Exercise
In the data that follows, count each line holding the string "CRMO"; answer with the number only.

## Start

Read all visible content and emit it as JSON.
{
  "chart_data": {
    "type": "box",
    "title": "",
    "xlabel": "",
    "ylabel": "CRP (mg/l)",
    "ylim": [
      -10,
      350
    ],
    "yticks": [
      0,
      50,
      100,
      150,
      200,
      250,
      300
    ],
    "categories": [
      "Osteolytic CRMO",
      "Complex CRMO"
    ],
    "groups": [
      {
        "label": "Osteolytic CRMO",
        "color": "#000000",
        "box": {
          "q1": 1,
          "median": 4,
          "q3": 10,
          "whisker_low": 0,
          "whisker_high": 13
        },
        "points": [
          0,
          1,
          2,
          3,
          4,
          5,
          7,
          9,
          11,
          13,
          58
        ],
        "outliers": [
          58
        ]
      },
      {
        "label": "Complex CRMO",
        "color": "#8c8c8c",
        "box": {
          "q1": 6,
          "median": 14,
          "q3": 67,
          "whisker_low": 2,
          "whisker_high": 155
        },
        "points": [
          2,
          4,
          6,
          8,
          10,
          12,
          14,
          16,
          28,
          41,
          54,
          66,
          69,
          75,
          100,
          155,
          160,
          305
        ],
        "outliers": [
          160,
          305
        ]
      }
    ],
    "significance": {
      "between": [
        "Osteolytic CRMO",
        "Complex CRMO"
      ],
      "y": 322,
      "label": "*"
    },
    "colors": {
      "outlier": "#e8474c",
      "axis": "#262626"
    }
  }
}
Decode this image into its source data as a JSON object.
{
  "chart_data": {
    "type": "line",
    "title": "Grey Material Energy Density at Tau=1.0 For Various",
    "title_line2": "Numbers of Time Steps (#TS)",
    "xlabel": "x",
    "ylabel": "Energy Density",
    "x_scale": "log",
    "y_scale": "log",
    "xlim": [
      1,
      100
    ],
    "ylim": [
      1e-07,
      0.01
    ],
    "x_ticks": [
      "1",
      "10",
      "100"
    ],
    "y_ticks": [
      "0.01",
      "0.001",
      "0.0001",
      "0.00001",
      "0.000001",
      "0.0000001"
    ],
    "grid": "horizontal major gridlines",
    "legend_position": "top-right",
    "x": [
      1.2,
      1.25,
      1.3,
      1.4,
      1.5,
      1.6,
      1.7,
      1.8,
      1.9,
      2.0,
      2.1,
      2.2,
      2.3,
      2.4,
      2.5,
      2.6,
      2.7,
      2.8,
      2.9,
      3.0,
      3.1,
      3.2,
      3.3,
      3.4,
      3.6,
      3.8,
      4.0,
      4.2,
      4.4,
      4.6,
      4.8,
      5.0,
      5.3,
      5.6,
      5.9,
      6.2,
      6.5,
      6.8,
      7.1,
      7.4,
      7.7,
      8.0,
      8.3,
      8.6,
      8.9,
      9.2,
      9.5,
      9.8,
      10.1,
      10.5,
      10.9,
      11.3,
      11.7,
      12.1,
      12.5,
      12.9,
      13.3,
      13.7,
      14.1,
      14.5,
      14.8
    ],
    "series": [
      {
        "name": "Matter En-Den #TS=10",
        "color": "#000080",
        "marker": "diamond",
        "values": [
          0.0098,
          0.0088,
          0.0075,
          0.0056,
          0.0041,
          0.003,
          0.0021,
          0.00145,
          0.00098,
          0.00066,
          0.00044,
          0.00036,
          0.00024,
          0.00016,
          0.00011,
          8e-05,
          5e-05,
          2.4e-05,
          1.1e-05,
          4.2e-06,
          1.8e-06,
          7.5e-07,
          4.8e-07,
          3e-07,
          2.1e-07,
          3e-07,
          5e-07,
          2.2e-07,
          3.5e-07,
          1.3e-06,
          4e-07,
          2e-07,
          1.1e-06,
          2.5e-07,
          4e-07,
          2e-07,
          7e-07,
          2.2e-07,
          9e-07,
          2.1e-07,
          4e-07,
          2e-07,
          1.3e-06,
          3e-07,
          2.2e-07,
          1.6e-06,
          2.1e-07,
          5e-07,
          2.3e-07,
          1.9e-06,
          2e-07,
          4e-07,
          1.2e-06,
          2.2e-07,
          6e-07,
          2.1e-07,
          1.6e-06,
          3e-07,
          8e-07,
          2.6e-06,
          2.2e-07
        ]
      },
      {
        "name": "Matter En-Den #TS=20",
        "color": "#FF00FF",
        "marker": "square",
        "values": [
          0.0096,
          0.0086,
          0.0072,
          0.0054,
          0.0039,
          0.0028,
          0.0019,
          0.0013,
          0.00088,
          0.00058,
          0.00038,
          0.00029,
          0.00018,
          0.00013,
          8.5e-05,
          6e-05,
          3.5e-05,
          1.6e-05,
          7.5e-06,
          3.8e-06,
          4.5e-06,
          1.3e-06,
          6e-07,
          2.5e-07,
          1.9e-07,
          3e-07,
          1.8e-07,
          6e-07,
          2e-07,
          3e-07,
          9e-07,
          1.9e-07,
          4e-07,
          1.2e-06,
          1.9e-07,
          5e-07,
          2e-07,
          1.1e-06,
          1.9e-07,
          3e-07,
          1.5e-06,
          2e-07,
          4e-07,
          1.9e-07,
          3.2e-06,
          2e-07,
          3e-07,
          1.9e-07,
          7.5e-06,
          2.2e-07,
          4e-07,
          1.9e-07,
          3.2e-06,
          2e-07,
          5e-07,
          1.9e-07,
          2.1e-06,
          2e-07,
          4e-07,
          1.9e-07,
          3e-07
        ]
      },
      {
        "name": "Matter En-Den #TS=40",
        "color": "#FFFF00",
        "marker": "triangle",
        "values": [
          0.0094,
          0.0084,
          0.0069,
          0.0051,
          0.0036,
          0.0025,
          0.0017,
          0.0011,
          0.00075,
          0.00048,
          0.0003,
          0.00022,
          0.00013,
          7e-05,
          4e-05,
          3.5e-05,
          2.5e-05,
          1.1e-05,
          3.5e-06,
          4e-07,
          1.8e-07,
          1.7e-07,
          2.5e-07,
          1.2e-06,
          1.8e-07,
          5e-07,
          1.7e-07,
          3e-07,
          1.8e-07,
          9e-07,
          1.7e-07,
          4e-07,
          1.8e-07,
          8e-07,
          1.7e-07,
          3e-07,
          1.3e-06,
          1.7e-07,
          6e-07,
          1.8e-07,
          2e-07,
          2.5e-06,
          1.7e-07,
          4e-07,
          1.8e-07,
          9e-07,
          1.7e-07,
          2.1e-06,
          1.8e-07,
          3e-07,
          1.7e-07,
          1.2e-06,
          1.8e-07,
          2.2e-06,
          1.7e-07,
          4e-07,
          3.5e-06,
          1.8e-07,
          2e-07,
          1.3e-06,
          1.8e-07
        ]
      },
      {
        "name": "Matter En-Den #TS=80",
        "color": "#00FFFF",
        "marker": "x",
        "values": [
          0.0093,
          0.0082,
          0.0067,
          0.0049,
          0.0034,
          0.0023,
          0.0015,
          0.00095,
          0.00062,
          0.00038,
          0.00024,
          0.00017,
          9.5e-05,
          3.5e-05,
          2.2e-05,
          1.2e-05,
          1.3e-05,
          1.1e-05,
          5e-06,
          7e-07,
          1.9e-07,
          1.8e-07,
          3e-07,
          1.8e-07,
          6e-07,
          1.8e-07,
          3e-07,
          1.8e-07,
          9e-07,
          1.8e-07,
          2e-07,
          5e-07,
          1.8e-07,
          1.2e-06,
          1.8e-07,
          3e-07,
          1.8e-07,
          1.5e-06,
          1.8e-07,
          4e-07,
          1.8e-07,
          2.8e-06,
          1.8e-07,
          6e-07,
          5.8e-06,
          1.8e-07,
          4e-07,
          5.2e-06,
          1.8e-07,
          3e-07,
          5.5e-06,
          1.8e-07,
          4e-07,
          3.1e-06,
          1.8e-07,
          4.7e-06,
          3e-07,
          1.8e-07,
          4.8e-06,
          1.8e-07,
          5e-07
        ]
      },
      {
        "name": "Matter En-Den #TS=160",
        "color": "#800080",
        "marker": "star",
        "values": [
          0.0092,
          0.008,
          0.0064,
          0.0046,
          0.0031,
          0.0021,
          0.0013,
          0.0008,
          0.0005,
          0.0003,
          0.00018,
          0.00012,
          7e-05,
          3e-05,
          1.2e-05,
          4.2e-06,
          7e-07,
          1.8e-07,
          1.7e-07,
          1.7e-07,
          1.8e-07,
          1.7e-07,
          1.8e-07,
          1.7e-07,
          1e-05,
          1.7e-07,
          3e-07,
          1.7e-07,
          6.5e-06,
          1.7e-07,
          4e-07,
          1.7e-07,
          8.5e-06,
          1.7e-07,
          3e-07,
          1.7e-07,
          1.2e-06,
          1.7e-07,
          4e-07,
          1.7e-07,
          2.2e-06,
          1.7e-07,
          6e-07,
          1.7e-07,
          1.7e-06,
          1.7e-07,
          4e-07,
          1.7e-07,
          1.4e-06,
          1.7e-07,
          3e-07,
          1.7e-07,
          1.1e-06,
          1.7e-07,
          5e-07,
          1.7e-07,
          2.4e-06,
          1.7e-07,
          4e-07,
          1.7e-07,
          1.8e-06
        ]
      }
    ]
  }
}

## End

Worked solution
6